── DATA LINES

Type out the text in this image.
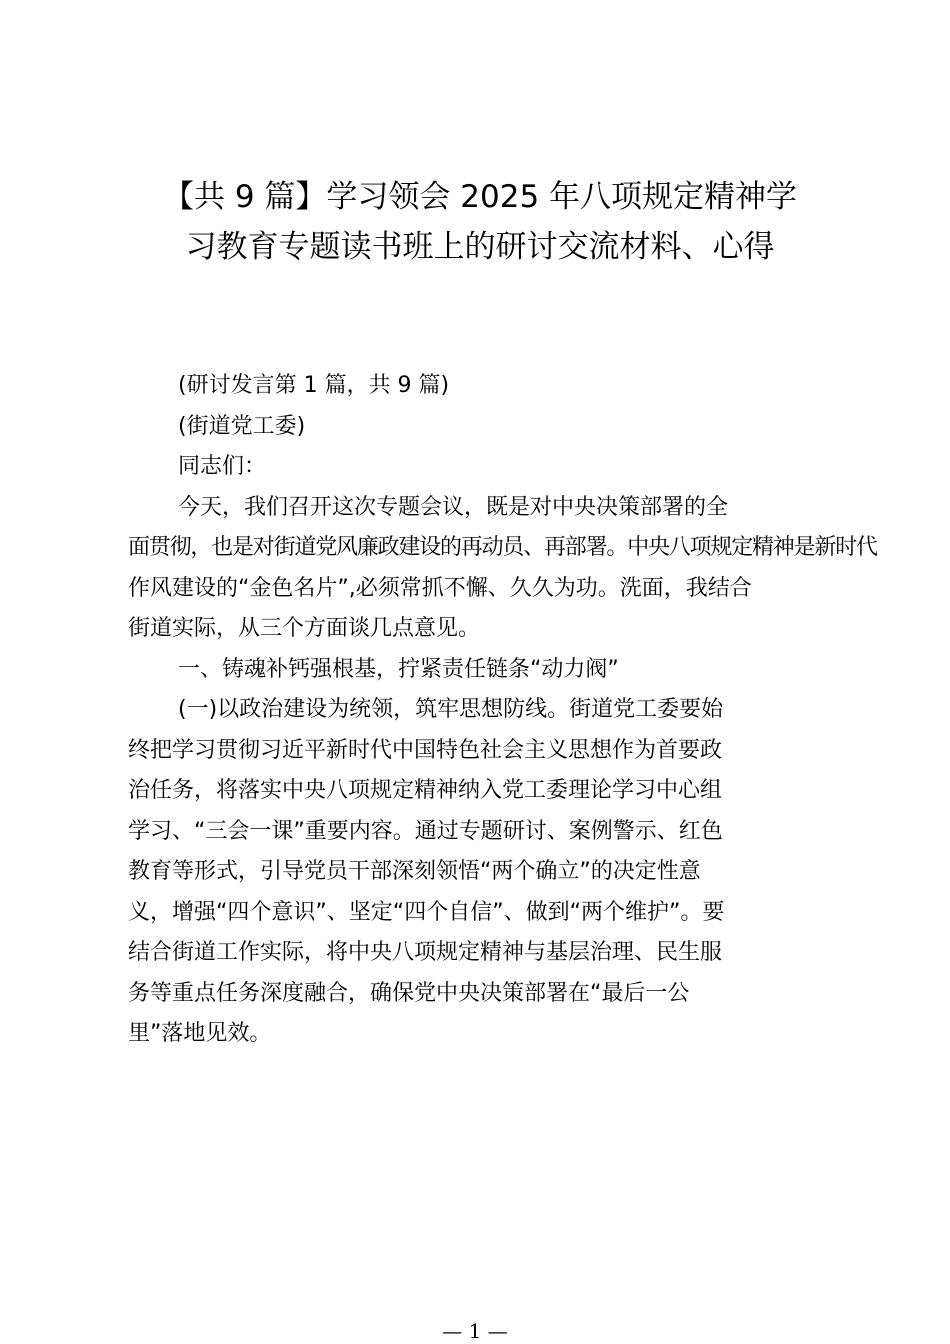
【共 9 篇】学习领会 2025 年八项规定精神学
习教育专题读书班上的研讨交流材料、心得
(研讨发言第 1 篇，共 9 篇)
(街道党工委)
同志们：
今天，我们召开这次专题会议，既是对中央决策部署的全
面贯彻，也是对街道党风廉政建设的再动员、再部署。中央八项规定精神是新时代
作风建设的“金色名片”,必须常抓不懈、久久为功。洗面，我结合
街道实际，从三个方面谈几点意见。
一、铸魂补钙强根基，拧紧责任链条“动力阀”
(一)以政治建设为统领，筑牢思想防线。街道党工委要始
终把学习贯彻习近平新时代中国特色社会主义思想作为首要政
治任务，将落实中央八项规定精神纳入党工委理论学习中心组
学习、“三会一课”重要内容。通过专题研讨、案例警示、红色
教育等形式，引导党员干部深刻领悟“两个确立”的决定性意
义，增强“四个意识”、坚定“四个自信”、做到“两个维护”。要
结合街道工作实际，将中央八项规定精神与基层治理、民生服
务等重点任务深度融合，确保党中央决策部署在“最后一公
里”落地见效。
— 1 —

────

**EXERCISE GOAL:** Restate the data above exactly, stripping out each image.

**SOLVED PROBLEM:**
Type out the text in this image.
【共 9 篇】学习领会 2025 年八项规定精神学
习教育专题读书班上的研讨交流材料、心得
(研讨发言第 1 篇，共 9 篇)
(街道党工委)
同志们：
今天，我们召开这次专题会议，既是对中央决策部署的全
面贯彻，也是对街道党风廉政建设的再动员、再部署。中央八项规定精神是新时代
作风建设的“金色名片”,必须常抓不懈、久久为功。洗面，我结合
街道实际，从三个方面谈几点意见。
一、铸魂补钙强根基，拧紧责任链条“动力阀”
(一)以政治建设为统领，筑牢思想防线。街道党工委要始
终把学习贯彻习近平新时代中国特色社会主义思想作为首要政
治任务，将落实中央八项规定精神纳入党工委理论学习中心组
学习、“三会一课”重要内容。通过专题研讨、案例警示、红色
教育等形式，引导党员干部深刻领悟“两个确立”的决定性意
义，增强“四个意识”、坚定“四个自信”、做到“两个维护”。要
结合街道工作实际，将中央八项规定精神与基层治理、民生服
务等重点任务深度融合，确保党中央决策部署在“最后一公
里”落地见效。
— 1 —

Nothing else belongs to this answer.